(A block of data)
-- BEGIN --

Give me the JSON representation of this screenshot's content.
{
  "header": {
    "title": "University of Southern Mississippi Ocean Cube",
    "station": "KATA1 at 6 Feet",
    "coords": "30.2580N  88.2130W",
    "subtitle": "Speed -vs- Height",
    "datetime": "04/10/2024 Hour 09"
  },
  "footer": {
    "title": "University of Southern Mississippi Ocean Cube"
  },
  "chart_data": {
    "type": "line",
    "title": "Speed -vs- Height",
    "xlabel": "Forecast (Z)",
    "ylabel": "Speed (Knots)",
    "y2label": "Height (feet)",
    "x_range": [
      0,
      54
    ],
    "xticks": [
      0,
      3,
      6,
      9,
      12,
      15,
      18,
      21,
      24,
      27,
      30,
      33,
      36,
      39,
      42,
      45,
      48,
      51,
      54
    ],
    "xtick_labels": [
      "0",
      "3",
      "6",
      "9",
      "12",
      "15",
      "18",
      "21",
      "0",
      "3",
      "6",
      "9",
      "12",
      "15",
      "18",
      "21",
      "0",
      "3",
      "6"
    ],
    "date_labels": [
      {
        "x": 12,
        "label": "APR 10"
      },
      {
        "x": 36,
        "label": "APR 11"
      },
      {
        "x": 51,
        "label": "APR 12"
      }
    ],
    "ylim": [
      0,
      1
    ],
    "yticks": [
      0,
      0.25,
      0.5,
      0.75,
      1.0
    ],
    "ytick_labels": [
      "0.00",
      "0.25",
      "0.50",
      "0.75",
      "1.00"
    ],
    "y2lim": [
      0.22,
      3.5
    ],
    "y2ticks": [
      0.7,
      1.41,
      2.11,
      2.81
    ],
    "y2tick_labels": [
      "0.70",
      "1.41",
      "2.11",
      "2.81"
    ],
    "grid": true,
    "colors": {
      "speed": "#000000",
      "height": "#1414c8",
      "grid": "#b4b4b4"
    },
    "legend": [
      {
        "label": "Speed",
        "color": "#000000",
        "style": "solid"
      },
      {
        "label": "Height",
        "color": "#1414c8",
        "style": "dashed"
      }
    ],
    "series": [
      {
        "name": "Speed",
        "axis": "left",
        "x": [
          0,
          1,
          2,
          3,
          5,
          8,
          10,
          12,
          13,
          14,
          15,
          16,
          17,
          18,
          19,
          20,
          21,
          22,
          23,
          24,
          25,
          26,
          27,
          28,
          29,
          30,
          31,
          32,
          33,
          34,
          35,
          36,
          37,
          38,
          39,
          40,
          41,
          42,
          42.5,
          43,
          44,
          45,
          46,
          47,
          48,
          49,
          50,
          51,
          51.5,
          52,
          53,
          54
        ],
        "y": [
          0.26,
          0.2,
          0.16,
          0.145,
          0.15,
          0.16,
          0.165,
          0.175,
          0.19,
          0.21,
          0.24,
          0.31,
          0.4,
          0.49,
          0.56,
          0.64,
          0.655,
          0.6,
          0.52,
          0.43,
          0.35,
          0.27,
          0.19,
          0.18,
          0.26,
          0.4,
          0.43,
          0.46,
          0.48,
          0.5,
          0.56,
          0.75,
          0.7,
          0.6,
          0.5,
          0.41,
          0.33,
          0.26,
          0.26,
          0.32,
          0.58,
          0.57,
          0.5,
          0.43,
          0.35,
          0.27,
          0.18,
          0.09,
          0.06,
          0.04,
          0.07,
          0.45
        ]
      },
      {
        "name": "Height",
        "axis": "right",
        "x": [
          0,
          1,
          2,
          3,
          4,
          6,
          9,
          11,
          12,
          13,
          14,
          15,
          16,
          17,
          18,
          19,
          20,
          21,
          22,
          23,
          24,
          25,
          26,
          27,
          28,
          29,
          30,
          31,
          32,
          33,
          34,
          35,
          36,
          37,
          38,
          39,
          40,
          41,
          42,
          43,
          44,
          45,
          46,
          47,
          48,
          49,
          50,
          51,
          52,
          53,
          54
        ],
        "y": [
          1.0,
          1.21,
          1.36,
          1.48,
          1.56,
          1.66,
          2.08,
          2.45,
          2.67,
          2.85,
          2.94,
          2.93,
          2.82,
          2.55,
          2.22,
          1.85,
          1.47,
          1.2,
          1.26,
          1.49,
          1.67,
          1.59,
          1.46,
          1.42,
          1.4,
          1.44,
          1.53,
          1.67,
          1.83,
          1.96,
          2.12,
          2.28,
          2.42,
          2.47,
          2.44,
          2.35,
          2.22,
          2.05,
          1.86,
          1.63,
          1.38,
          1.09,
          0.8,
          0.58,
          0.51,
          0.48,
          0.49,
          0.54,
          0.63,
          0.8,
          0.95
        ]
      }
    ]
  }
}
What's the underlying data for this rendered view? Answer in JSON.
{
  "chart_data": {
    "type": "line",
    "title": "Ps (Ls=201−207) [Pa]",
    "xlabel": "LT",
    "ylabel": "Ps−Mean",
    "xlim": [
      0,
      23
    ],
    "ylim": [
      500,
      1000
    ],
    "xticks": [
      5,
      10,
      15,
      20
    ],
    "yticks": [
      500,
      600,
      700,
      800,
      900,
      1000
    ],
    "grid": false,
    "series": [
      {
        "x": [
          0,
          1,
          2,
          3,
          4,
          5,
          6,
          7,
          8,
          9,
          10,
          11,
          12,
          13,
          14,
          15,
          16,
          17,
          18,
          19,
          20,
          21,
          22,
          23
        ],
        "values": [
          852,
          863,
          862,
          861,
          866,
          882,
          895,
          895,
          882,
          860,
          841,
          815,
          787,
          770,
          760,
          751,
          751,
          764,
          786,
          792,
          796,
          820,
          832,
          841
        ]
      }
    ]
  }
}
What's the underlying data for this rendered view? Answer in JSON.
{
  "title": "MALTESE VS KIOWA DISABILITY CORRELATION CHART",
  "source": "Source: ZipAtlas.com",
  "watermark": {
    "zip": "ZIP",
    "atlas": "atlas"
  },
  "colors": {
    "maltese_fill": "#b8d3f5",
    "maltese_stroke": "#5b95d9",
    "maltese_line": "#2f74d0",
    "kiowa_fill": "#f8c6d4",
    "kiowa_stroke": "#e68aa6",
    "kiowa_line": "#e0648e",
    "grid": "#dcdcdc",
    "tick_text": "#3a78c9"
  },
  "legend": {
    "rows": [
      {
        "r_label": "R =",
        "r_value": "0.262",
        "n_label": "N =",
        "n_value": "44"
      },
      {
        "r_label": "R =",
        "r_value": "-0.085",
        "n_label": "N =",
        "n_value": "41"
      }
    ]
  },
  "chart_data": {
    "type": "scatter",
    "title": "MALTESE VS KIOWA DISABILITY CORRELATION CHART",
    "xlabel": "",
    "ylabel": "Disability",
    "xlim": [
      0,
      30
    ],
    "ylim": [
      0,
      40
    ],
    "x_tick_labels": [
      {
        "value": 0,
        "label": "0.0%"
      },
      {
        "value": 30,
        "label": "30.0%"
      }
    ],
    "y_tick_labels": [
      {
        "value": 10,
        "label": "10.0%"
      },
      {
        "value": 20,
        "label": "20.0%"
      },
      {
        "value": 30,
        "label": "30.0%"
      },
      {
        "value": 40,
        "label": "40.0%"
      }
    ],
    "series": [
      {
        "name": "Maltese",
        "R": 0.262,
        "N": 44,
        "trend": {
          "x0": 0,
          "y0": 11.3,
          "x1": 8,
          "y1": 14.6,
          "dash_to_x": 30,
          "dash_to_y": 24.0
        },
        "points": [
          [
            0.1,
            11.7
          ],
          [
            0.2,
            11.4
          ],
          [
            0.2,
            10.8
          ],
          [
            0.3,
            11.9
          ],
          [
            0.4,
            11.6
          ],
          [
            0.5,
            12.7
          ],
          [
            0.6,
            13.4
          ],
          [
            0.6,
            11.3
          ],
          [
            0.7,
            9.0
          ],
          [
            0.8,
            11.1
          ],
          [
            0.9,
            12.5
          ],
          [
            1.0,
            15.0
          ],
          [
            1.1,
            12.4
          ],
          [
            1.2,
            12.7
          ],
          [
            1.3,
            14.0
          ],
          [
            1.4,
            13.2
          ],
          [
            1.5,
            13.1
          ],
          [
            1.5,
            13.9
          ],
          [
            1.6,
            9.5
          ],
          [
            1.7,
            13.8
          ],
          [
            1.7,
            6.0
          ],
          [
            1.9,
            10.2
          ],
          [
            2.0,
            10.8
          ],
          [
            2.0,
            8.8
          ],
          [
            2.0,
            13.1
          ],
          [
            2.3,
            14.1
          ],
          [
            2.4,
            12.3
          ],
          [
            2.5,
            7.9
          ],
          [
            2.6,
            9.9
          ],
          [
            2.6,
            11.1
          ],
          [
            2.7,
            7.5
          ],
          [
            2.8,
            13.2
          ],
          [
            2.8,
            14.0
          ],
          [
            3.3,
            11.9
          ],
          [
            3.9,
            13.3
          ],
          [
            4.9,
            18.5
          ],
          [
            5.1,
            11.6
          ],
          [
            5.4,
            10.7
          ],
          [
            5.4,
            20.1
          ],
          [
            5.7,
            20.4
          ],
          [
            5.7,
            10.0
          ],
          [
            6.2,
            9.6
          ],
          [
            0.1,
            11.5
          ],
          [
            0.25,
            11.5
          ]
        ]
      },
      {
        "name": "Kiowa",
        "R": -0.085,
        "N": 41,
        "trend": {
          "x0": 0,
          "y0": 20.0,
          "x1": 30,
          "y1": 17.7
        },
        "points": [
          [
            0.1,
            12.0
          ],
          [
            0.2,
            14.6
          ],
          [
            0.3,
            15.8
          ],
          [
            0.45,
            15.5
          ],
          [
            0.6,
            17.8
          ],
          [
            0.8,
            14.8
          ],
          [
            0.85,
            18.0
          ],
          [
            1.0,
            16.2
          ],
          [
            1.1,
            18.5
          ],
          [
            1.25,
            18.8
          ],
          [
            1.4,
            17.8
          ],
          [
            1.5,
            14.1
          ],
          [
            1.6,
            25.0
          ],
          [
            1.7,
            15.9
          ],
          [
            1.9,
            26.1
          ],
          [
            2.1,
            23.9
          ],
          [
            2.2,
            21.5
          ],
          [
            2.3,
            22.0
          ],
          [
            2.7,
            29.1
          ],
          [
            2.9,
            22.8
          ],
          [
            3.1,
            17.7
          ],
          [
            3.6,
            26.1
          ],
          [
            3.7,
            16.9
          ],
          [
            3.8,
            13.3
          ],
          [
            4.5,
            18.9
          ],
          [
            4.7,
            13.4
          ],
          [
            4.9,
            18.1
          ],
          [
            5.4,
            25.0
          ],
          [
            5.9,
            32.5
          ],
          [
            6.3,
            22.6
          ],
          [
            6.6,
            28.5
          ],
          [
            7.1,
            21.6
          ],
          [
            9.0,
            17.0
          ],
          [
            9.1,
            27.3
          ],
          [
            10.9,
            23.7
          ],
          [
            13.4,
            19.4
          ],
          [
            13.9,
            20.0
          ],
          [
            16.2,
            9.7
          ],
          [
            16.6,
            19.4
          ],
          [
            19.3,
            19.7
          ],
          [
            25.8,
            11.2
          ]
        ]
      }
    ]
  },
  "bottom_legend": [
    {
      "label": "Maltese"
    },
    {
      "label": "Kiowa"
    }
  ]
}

-- END --

Exercise description: Copy out every line from the material above in which the word "Southern" appears.

Answer to the exercise:
    "title": "University of Southern Mississippi Ocean Cube",
    "title": "University of Southern Mississippi Ocean Cube"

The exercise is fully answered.